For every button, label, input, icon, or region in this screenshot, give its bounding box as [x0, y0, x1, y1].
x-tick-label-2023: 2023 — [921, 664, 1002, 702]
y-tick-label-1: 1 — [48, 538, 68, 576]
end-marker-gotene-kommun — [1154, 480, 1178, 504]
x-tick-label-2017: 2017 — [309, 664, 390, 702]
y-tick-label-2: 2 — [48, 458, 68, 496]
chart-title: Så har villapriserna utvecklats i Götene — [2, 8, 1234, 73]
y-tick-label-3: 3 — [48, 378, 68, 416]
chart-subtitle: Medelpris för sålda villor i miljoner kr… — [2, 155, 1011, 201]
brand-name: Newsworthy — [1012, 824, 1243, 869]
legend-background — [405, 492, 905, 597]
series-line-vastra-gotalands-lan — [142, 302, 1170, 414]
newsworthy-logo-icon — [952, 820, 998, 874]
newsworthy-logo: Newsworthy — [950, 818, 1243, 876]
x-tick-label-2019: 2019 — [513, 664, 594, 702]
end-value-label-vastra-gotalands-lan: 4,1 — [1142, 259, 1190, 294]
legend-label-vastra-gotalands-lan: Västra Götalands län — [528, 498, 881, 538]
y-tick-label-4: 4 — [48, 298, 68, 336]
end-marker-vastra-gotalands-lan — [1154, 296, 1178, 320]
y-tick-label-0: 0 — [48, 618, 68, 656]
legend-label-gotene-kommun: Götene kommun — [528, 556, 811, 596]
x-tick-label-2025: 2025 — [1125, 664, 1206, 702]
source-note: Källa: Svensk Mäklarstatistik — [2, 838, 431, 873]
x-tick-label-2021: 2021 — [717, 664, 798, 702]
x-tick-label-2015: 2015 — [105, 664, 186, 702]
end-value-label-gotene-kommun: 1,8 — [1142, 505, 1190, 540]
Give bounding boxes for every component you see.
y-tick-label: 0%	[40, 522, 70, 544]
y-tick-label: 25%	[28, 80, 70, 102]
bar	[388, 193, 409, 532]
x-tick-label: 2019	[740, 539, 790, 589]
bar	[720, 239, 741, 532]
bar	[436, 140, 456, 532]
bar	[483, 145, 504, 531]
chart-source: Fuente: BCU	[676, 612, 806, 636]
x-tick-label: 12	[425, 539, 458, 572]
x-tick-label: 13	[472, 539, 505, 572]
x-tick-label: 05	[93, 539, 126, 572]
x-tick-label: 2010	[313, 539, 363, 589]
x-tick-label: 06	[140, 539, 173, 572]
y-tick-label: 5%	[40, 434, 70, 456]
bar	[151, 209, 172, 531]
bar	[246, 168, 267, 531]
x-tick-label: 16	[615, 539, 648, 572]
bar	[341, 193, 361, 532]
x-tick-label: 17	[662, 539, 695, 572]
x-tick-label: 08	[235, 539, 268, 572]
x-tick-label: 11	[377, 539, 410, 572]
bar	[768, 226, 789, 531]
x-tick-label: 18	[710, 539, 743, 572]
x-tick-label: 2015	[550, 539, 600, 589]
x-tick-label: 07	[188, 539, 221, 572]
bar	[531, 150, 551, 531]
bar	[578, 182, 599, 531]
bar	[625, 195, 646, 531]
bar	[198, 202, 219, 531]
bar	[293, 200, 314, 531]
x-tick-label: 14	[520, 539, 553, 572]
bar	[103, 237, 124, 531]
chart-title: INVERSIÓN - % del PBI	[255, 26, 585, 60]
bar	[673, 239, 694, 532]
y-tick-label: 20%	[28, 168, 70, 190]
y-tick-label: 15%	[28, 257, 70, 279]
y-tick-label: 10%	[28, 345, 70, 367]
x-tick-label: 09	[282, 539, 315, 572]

**What to produce:**
Copy every line of the records above word for word, keeping each one unchanged and in its original order.

**Result for this exercise:**
For every button, label, input, icon, or region in this screenshot, give its bounding box as [x0, y0, x1, y1].
x-tick-label-2023: 2023 — [921, 664, 1002, 702]
y-tick-label-1: 1 — [48, 538, 68, 576]
end-marker-gotene-kommun — [1154, 480, 1178, 504]
x-tick-label-2017: 2017 — [309, 664, 390, 702]
y-tick-label-2: 2 — [48, 458, 68, 496]
chart-title: Så har villapriserna utvecklats i Götene — [2, 8, 1234, 73]
y-tick-label-3: 3 — [48, 378, 68, 416]
chart-subtitle: Medelpris för sålda villor i miljoner kr… — [2, 155, 1011, 201]
brand-name: Newsworthy — [1012, 824, 1243, 869]
legend-background — [405, 492, 905, 597]
series-line-vastra-gotalands-lan — [142, 302, 1170, 414]
newsworthy-logo-icon — [952, 820, 998, 874]
newsworthy-logo: Newsworthy — [950, 818, 1243, 876]
x-tick-label-2019: 2019 — [513, 664, 594, 702]
end-value-label-vastra-gotalands-lan: 4,1 — [1142, 259, 1190, 294]
legend-label-vastra-gotalands-lan: Västra Götalands län — [528, 498, 881, 538]
y-tick-label-4: 4 — [48, 298, 68, 336]
end-marker-vastra-gotalands-lan — [1154, 296, 1178, 320]
y-tick-label-0: 0 — [48, 618, 68, 656]
legend-label-gotene-kommun: Götene kommun — [528, 556, 811, 596]
x-tick-label-2025: 2025 — [1125, 664, 1206, 702]
source-note: Källa: Svensk Mäklarstatistik — [2, 838, 431, 873]
x-tick-label-2021: 2021 — [717, 664, 798, 702]
x-tick-label-2015: 2015 — [105, 664, 186, 702]
end-value-label-gotene-kommun: 1,8 — [1142, 505, 1190, 540]
Give bounding boxes for every component you see.
y-tick-label: 0%	[40, 522, 70, 544]
y-tick-label: 25%	[28, 80, 70, 102]
bar	[388, 193, 409, 532]
x-tick-label: 2019	[740, 539, 790, 589]
bar	[720, 239, 741, 532]
bar	[436, 140, 456, 532]
bar	[483, 145, 504, 531]
chart-source: Fuente: BCU	[676, 612, 806, 636]
x-tick-label: 12	[425, 539, 458, 572]
x-tick-label: 13	[472, 539, 505, 572]
x-tick-label: 05	[93, 539, 126, 572]
x-tick-label: 2010	[313, 539, 363, 589]
x-tick-label: 06	[140, 539, 173, 572]
y-tick-label: 5%	[40, 434, 70, 456]
bar	[151, 209, 172, 531]
bar	[246, 168, 267, 531]
x-tick-label: 16	[615, 539, 648, 572]
bar	[341, 193, 361, 532]
x-tick-label: 17	[662, 539, 695, 572]
x-tick-label: 08	[235, 539, 268, 572]
x-tick-label: 11	[377, 539, 410, 572]
bar	[768, 226, 789, 531]
x-tick-label: 18	[710, 539, 743, 572]
x-tick-label: 2015	[550, 539, 600, 589]
x-tick-label: 07	[188, 539, 221, 572]
bar	[531, 150, 551, 531]
bar	[578, 182, 599, 531]
bar	[625, 195, 646, 531]
bar	[198, 202, 219, 531]
bar	[293, 200, 314, 531]
x-tick-label: 14	[520, 539, 553, 572]
bar	[103, 237, 124, 531]
chart-title: INVERSIÓN - % del PBI	[255, 26, 585, 60]
bar	[673, 239, 694, 532]
y-tick-label: 20%	[28, 168, 70, 190]
y-tick-label: 15%	[28, 257, 70, 279]
y-tick-label: 10%	[28, 345, 70, 367]
x-tick-label: 09	[282, 539, 315, 572]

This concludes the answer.